◆ **EXERCISE PROMPT**
Could you reproduce all of the data below line for line, leaving the pictures out?

--- Begin ---

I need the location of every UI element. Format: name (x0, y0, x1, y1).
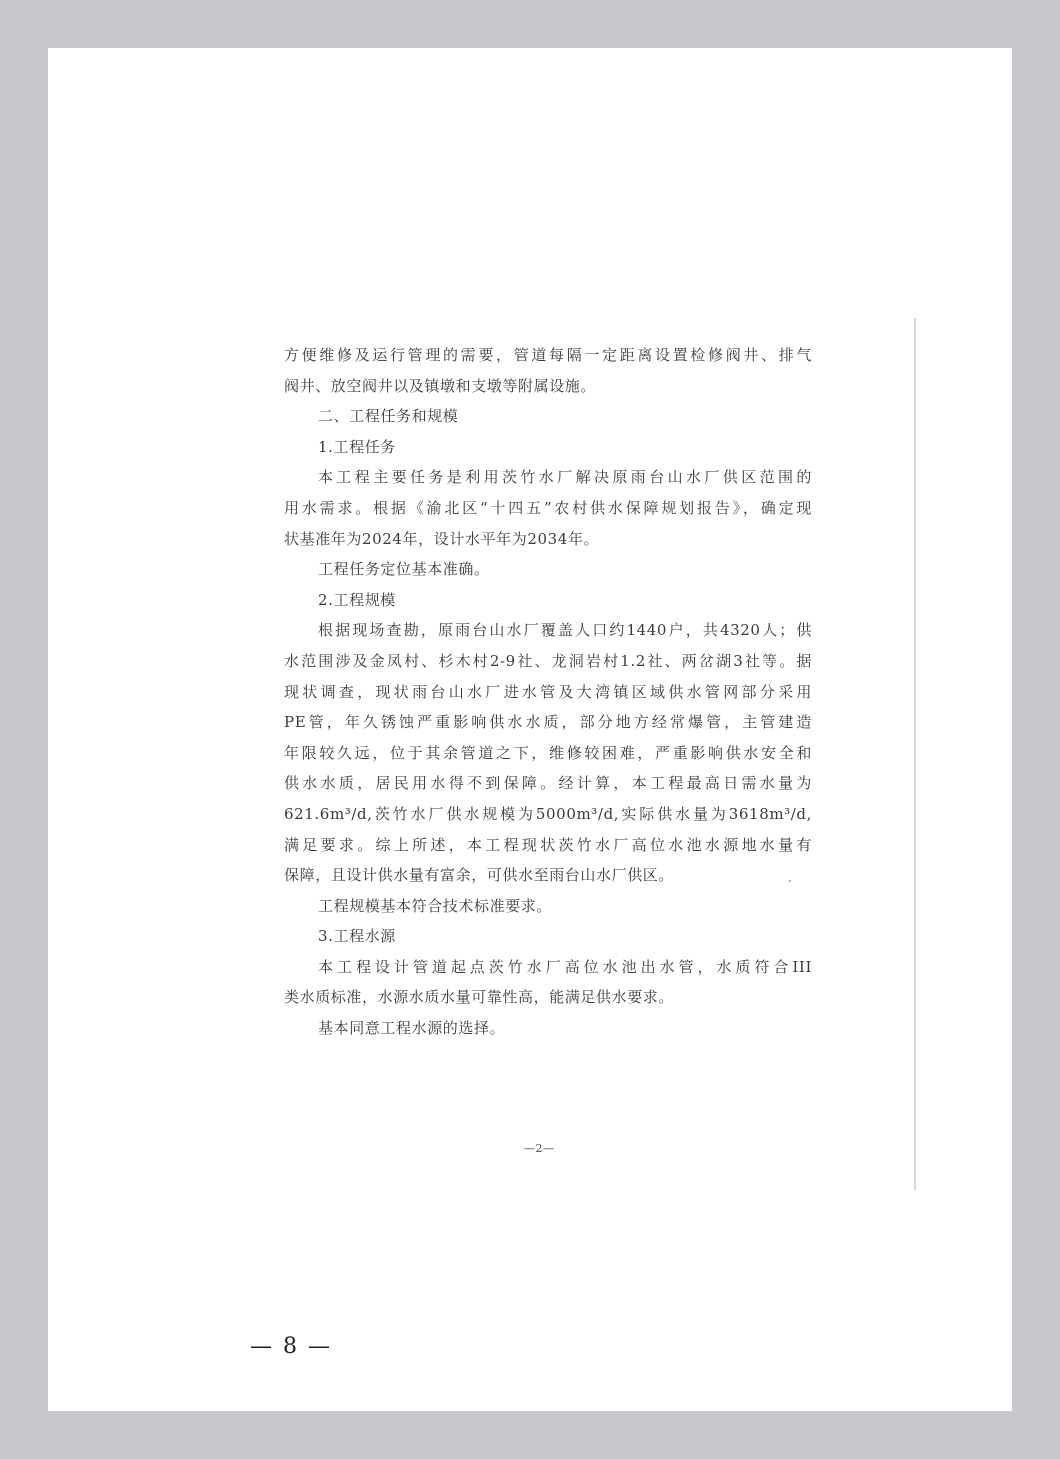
paragraph-line: 类水质标准，水源水质水量可靠性高，能满足供水要求。 (284, 988, 675, 1007)
outer-page-number: — 8 — (250, 1334, 332, 1359)
document-body (284, 340, 812, 1044)
paragraph-line: 供水水质，居民用水得不到保障。经计算，本工程最高日需水量为 (284, 774, 812, 793)
paragraph-line: 现状调查，现状雨台山水厂进水管及大湾镇区域供水管网部分采用 (284, 682, 812, 701)
paragraph-line: PE管，年久锈蚀严重影响供水水质，部分地方经常爆管，主管建造 (284, 713, 812, 732)
paragraph-line: 满足要求。综上所述，本工程现状茨竹水厂高位水池水源地水量有 (284, 835, 812, 854)
paragraph-line: 保障，且设计供水量有富余，可供水至雨台山水厂供区。 (284, 866, 675, 885)
paragraph-line: 用水需求。根据《渝北区“十四五”农村供水保障规划报告》，确定现 (284, 498, 812, 517)
paragraph-line: 水范围涉及金凤村、杉木村2-9社、龙洞岩村1.2社、两岔湖3社等。据 (284, 651, 812, 670)
paragraph-line: 年限较久远，位于其余管道之下，维修较困难，严重影响供水安全和 (284, 743, 812, 762)
conclusion-line: 基本同意工程水源的选择。 (318, 1019, 506, 1038)
conclusion-line: 工程规模基本符合技术标准要求。 (318, 896, 553, 915)
paragraph-line: 方便维修及运行管理的需要，管道每隔一定距离设置检修阀井、排气 (284, 346, 812, 364)
subsection-heading: 3.工程水源 (318, 927, 396, 946)
paragraph-line: 本工程设计管道起点茨竹水厂高位水池出水管，水质符合III (318, 957, 812, 976)
subsection-heading: 1.工程任务 (318, 437, 396, 456)
subsection-heading: 2.工程规模 (318, 590, 396, 609)
document-page (48, 48, 1012, 1411)
paragraph-line: 根据现场查勘，原雨台山水厂覆盖人口约1440户，共4320人；供 (318, 621, 812, 640)
inner-page-number: —2— (524, 1142, 555, 1155)
paragraph-line: 本工程主要任务是利用茨竹水厂解决原雨台山水厂供区范围的 (318, 468, 812, 487)
scan-edge-line (914, 318, 916, 1190)
paragraph-line: 621.6m³/d,茨竹水厂供水规模为5000m³/d,实际供水量为3618m³/d, (284, 804, 812, 823)
paragraph-line: 状基准年为2024年，设计水平年为2034年。 (284, 529, 600, 548)
conclusion-line: 工程任务定位基本准确。 (318, 560, 490, 579)
section-title: 二、工程任务和规模 (318, 407, 459, 426)
paragraph-line: 阀井、放空阀井以及镇墩和支墩等附属设施。 (284, 376, 597, 395)
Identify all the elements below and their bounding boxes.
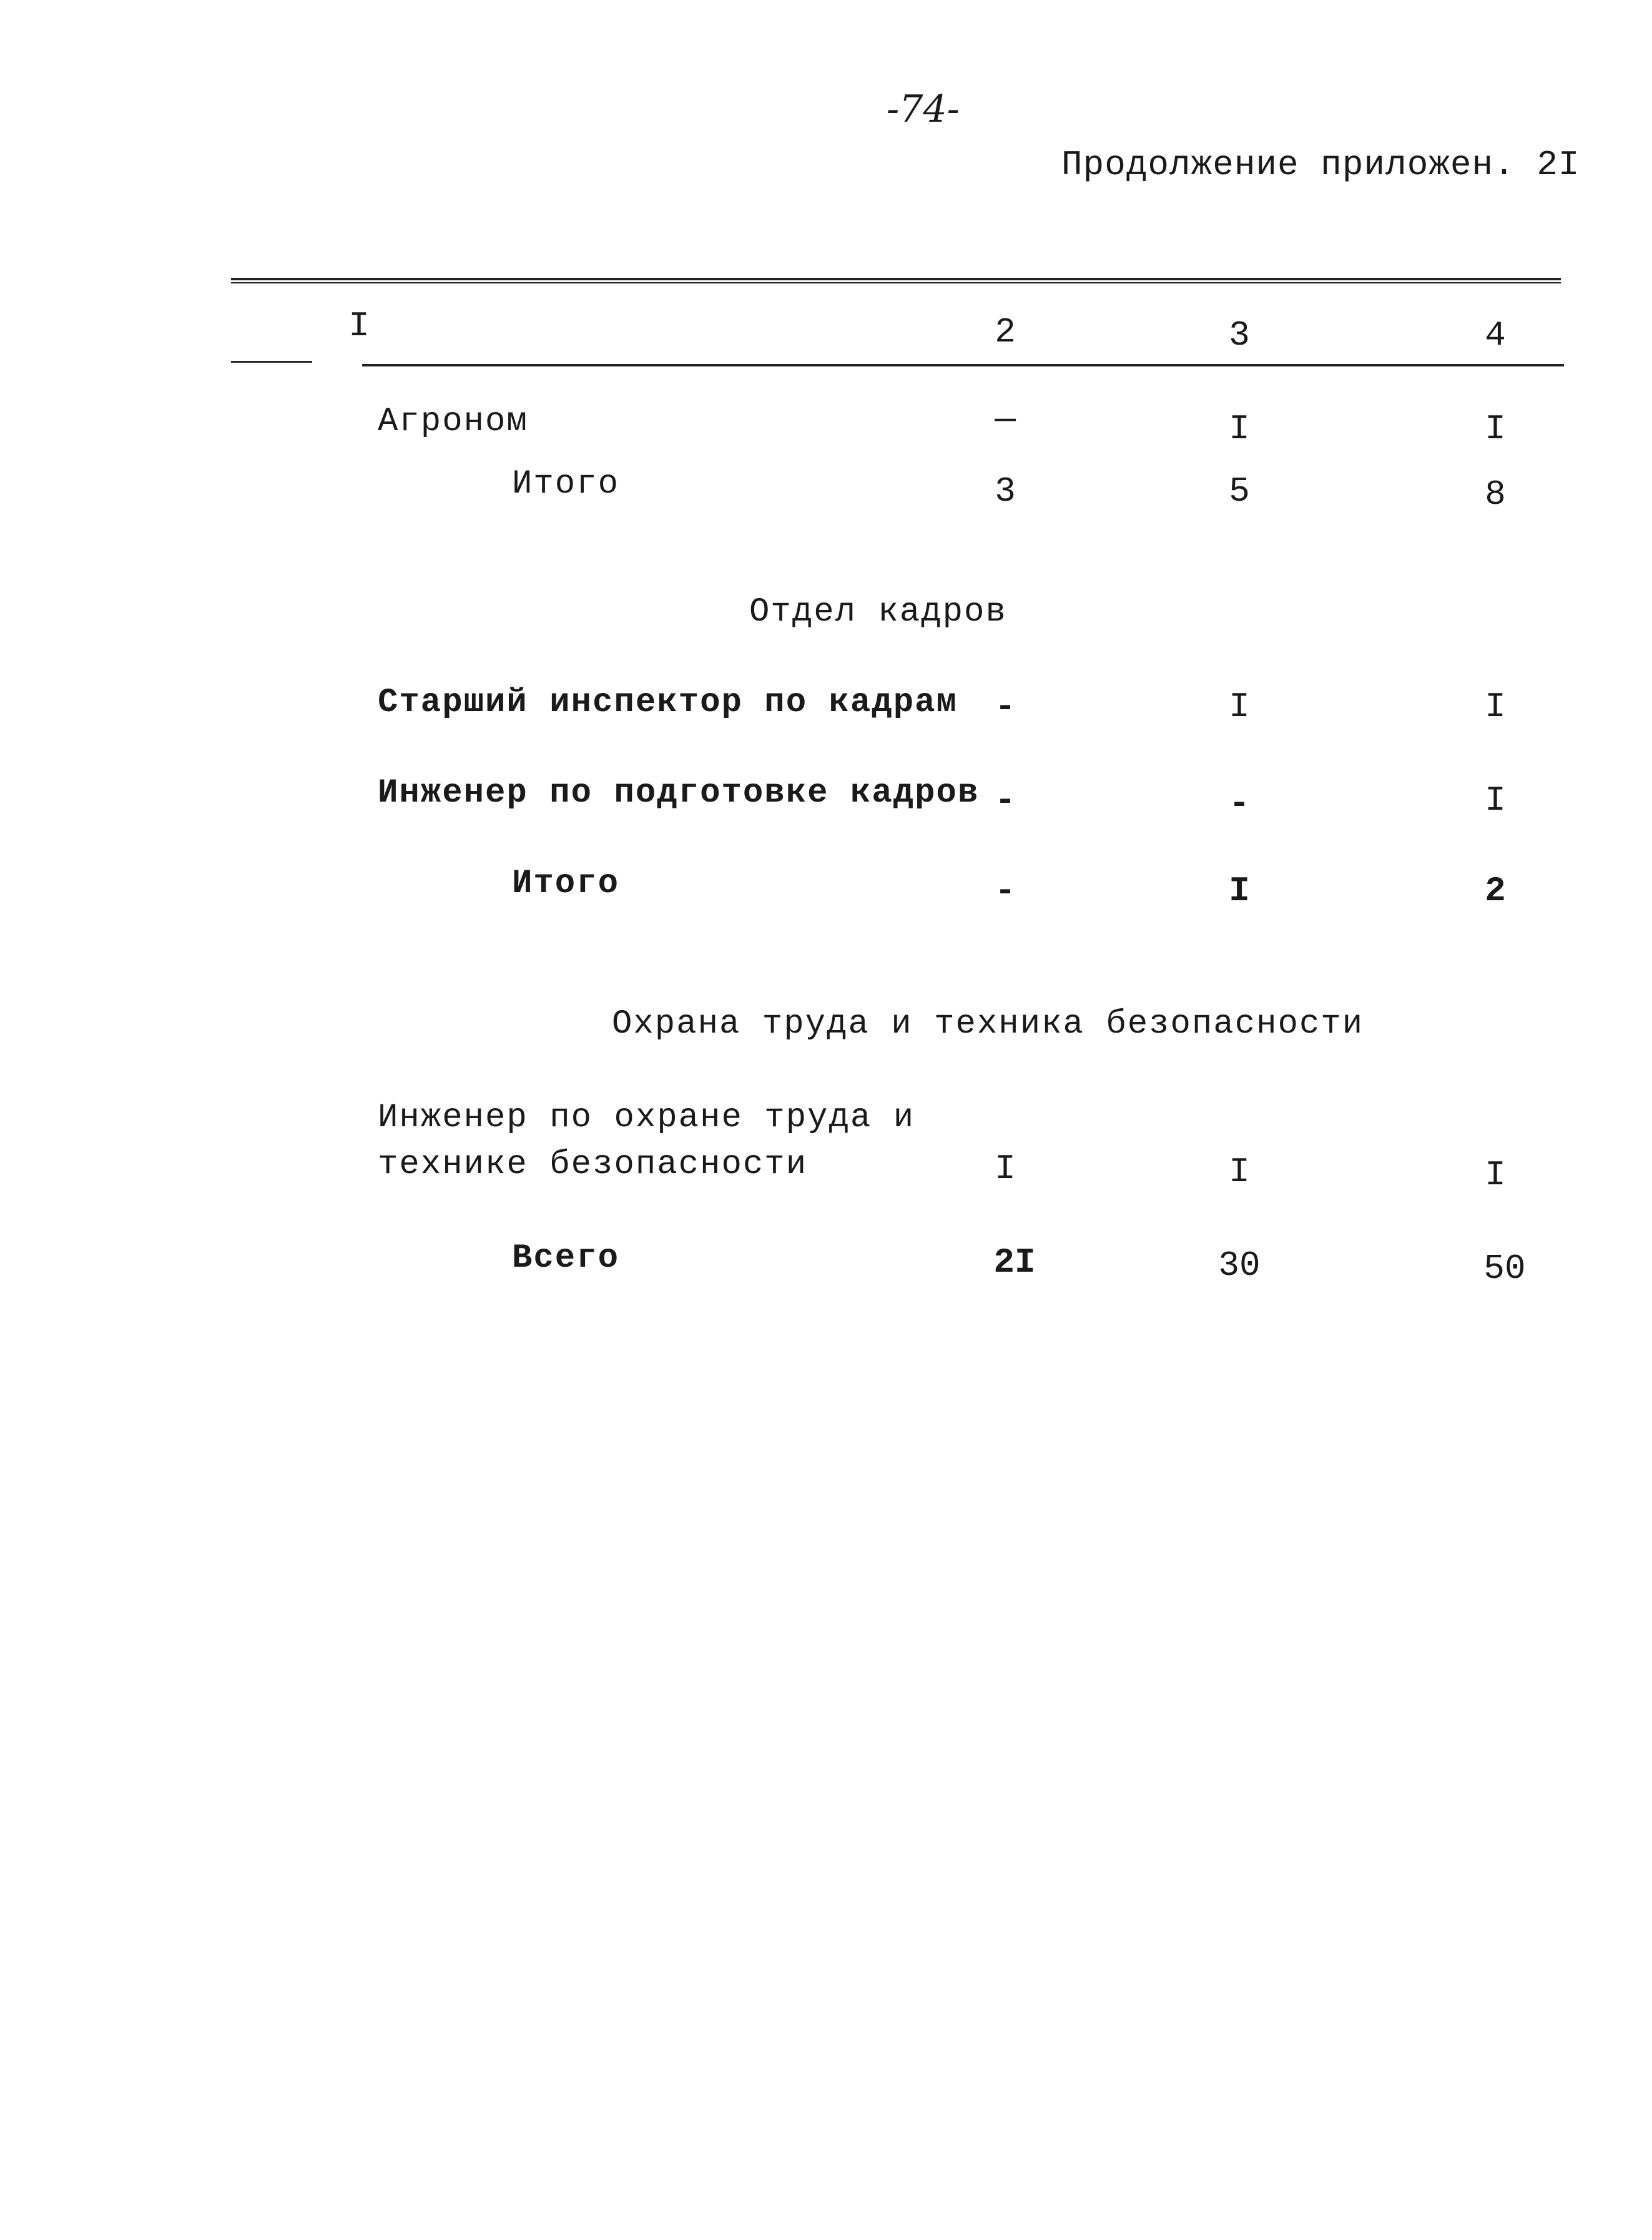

--- End ---

◆ **REPLY**
I need the location of every UI element. Format: name (x0, y0, x1, y1).
paragraph-line: 类水质标准，水源水质水量可靠性高，能满足供水要求。 (284, 988, 675, 1007)
outer-page-number: — 8 — (250, 1334, 332, 1359)
document-body (284, 340, 812, 1044)
paragraph-line: 供水水质，居民用水得不到保障。经计算，本工程最高日需水量为 (284, 774, 812, 793)
paragraph-line: 现状调查，现状雨台山水厂进水管及大湾镇区域供水管网部分采用 (284, 682, 812, 701)
paragraph-line: PE管，年久锈蚀严重影响供水水质，部分地方经常爆管，主管建造 (284, 713, 812, 732)
paragraph-line: 满足要求。综上所述，本工程现状茨竹水厂高位水池水源地水量有 (284, 835, 812, 854)
paragraph-line: 保障，且设计供水量有富余，可供水至雨台山水厂供区。 (284, 866, 675, 885)
paragraph-line: 用水需求。根据《渝北区“十四五”农村供水保障规划报告》，确定现 (284, 498, 812, 517)
paragraph-line: 水范围涉及金凤村、杉木村2-9社、龙洞岩村1.2社、两岔湖3社等。据 (284, 651, 812, 670)
paragraph-line: 年限较久远，位于其余管道之下，维修较困难，严重影响供水安全和 (284, 743, 812, 762)
conclusion-line: 基本同意工程水源的选择。 (318, 1019, 506, 1038)
conclusion-line: 工程规模基本符合技术标准要求。 (318, 896, 553, 915)
paragraph-line: 方便维修及运行管理的需要，管道每隔一定距离设置检修阀井、排气 (284, 346, 812, 364)
subsection-heading: 3.工程水源 (318, 927, 396, 946)
paragraph-line: 本工程设计管道起点茨竹水厂高位水池出水管，水质符合III (318, 957, 812, 976)
subsection-heading: 1.工程任务 (318, 437, 396, 456)
subsection-heading: 2.工程规模 (318, 590, 396, 609)
document-page (48, 48, 1012, 1411)
paragraph-line: 根据现场查勘，原雨台山水厂覆盖人口约1440户，共4320人；供 (318, 621, 812, 640)
inner-page-number: —2— (524, 1142, 555, 1155)
paragraph-line: 本工程主要任务是利用茨竹水厂解决原雨台山水厂供区范围的 (318, 468, 812, 487)
scan-edge-line (914, 318, 916, 1190)
paragraph-line: 621.6m³/d,茨竹水厂供水规模为5000m³/d,实际供水量为3618m³/d, (284, 804, 812, 823)
paragraph-line: 状基准年为2024年，设计水平年为2034年。 (284, 529, 600, 548)
conclusion-line: 工程任务定位基本准确。 (318, 560, 490, 579)
section-title: 二、工程任务和规模 (318, 407, 459, 426)
paragraph-line: 阀井、放空阀井以及镇墩和支墩等附属设施。 (284, 376, 597, 395)
Identify all the elements below and their bounding boxes.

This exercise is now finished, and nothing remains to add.